*The request*:
Of all the lines in the material, how many include the word "filmpje"? Give only the number.

*Supplied data*:
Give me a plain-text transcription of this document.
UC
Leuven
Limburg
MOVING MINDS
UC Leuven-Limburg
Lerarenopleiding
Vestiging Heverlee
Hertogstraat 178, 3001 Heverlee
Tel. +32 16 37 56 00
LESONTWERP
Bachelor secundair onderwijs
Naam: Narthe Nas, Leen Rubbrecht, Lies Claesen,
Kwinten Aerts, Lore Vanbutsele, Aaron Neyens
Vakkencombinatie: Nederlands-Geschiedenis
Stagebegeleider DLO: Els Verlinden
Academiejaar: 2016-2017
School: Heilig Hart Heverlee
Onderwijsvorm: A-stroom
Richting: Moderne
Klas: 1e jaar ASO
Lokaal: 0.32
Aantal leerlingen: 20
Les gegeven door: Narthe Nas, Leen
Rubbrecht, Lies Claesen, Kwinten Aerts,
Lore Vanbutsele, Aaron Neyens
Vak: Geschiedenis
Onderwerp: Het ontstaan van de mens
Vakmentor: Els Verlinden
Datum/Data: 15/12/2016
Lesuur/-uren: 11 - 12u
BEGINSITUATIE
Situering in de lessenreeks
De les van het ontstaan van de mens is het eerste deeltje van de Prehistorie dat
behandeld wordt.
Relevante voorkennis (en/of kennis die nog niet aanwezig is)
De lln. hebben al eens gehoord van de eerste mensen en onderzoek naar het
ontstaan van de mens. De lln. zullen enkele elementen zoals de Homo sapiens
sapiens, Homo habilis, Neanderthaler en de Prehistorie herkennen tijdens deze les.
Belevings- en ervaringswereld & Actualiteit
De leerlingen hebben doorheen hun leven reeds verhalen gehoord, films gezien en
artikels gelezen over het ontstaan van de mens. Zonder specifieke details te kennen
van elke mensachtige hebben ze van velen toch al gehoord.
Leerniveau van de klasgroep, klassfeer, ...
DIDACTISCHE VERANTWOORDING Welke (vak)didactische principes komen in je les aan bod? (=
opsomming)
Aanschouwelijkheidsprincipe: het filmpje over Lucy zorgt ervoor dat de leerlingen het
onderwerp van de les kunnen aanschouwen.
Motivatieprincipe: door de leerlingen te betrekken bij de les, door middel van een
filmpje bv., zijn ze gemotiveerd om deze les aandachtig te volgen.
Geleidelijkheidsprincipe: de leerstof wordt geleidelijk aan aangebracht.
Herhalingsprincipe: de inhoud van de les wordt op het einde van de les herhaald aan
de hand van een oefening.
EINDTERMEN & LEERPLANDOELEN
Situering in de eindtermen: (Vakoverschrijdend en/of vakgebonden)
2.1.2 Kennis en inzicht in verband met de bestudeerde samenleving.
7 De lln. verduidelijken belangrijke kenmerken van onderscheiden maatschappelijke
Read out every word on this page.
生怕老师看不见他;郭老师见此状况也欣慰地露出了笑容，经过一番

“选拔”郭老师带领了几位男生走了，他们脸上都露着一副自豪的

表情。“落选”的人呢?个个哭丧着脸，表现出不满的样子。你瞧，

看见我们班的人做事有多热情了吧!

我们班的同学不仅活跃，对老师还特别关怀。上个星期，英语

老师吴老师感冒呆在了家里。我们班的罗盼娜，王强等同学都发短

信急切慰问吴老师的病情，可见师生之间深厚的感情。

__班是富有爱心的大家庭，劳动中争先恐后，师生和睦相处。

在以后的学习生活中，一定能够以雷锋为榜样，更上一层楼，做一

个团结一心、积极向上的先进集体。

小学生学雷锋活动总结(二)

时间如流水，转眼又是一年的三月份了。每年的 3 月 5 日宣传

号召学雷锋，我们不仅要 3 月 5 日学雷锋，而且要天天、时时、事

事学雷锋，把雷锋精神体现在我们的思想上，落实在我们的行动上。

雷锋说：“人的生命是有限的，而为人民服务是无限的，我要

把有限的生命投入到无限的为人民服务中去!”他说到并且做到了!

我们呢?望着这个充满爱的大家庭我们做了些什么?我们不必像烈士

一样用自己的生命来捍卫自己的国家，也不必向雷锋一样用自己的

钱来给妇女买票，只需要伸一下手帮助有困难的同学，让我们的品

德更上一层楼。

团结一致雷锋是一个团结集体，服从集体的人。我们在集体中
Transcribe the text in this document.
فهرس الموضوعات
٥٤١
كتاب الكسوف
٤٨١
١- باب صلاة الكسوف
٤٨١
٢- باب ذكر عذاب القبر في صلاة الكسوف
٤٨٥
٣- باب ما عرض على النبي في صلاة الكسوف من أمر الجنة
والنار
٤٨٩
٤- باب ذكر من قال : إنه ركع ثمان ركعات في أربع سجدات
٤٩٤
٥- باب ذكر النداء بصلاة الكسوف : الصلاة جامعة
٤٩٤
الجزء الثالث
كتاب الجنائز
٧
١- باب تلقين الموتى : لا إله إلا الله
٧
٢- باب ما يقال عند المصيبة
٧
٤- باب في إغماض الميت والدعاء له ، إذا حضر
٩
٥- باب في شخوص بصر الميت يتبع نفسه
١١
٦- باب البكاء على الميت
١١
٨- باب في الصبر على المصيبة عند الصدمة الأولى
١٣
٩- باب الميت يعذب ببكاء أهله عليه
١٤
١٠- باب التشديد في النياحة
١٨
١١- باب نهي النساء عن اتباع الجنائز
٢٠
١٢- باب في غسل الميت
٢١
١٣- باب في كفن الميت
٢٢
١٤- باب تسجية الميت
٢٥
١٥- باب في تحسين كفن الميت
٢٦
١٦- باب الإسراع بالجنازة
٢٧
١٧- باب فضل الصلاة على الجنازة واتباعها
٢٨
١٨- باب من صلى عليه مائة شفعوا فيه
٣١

*Result*:
2